◆ **Task instructions**:
Copy the lines from the start of the records through the line containing "transfer-from-box: FROM F&B", inclusive, without changing anything.

Element region listings:
= = = = =
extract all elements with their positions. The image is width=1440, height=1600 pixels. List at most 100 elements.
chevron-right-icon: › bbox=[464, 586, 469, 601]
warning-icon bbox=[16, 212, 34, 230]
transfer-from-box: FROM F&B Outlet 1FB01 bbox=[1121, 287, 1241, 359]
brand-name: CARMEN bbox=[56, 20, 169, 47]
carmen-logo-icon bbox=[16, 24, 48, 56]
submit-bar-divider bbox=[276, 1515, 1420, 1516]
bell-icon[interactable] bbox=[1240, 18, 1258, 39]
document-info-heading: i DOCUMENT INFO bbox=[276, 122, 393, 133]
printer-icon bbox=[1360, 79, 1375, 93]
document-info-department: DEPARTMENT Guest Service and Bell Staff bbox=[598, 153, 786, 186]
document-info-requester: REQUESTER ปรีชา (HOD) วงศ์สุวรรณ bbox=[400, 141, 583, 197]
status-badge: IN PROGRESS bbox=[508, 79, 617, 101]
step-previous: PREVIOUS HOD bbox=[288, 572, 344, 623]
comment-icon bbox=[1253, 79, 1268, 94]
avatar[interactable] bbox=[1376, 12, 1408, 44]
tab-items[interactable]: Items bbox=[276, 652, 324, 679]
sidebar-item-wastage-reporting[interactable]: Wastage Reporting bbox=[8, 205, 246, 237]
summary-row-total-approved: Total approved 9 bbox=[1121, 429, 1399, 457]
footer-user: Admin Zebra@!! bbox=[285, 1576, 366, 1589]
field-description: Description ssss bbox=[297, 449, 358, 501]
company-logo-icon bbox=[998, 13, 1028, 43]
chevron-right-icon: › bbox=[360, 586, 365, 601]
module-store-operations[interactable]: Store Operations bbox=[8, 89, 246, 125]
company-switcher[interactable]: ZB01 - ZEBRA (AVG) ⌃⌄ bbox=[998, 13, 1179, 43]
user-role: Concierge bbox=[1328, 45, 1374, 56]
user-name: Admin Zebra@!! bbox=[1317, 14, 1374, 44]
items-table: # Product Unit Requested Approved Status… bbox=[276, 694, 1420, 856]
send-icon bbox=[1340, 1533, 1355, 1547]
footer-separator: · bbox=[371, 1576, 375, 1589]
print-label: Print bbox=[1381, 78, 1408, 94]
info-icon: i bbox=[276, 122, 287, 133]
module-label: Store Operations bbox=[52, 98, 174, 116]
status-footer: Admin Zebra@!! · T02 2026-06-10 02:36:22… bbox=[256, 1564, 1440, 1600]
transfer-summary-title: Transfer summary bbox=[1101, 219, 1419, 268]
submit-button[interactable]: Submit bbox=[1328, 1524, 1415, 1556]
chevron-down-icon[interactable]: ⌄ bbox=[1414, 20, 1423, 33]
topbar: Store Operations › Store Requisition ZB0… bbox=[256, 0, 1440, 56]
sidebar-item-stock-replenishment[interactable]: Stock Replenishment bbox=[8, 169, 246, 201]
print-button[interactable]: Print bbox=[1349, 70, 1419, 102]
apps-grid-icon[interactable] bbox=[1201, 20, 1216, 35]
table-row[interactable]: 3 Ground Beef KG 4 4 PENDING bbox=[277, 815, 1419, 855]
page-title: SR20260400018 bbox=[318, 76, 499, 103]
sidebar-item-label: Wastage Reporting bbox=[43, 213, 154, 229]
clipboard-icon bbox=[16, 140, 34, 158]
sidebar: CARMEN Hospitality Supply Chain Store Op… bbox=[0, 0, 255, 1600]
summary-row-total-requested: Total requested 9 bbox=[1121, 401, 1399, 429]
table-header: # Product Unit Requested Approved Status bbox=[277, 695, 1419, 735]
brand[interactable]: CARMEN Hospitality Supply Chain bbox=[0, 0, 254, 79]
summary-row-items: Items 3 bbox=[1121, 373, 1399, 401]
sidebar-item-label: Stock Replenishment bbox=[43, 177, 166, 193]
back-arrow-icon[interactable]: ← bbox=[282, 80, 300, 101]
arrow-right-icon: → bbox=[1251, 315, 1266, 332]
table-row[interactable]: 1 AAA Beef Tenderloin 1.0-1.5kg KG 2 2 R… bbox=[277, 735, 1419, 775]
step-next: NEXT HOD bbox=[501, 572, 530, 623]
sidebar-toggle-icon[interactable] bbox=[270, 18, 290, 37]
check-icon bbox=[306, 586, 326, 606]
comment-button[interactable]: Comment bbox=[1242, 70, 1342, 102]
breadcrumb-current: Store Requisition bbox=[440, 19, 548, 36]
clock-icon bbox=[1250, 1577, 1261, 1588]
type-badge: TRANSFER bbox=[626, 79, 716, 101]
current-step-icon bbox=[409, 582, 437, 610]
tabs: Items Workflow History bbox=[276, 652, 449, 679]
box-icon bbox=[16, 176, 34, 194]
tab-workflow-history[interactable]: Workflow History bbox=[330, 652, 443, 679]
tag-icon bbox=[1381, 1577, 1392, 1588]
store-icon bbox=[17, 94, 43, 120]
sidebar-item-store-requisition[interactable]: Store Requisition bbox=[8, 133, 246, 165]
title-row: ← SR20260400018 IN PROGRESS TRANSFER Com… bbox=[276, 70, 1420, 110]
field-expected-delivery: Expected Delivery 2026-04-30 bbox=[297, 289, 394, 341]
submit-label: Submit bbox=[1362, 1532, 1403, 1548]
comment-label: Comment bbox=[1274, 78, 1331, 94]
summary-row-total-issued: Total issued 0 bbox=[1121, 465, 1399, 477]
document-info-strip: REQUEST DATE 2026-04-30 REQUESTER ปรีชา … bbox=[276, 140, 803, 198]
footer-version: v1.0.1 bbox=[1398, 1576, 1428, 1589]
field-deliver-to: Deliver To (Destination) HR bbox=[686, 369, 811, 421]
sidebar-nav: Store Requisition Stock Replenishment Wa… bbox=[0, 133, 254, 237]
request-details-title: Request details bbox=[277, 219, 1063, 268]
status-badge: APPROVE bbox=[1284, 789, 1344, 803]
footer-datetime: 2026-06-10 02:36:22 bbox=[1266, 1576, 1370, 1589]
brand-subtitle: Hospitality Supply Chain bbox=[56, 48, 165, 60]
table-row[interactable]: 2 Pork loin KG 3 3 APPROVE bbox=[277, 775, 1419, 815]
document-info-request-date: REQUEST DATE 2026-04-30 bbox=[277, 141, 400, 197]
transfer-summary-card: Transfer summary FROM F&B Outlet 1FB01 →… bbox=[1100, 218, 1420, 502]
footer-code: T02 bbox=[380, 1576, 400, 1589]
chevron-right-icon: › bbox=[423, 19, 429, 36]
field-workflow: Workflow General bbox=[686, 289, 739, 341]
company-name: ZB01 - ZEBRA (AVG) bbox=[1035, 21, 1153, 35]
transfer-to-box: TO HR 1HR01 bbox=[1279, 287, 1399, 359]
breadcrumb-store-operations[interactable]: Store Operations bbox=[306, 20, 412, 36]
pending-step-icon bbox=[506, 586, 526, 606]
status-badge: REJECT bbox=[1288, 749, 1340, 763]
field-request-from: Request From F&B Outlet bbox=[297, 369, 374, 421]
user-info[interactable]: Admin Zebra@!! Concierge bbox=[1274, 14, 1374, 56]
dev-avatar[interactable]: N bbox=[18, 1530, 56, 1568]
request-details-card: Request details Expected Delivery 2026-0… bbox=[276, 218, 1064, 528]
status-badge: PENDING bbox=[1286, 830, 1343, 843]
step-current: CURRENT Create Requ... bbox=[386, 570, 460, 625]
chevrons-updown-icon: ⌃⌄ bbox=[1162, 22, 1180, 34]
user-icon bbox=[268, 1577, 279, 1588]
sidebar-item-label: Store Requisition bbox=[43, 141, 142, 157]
= = = = =
◆ **Response**:
extract all elements with their positions. The image is width=1440, height=1600 pixels. List at most 100 elements.
chevron-right-icon: › bbox=[464, 586, 469, 601]
warning-icon bbox=[16, 212, 34, 230]
transfer-from-box: FROM F&B Outlet 1FB01 bbox=[1121, 287, 1241, 359]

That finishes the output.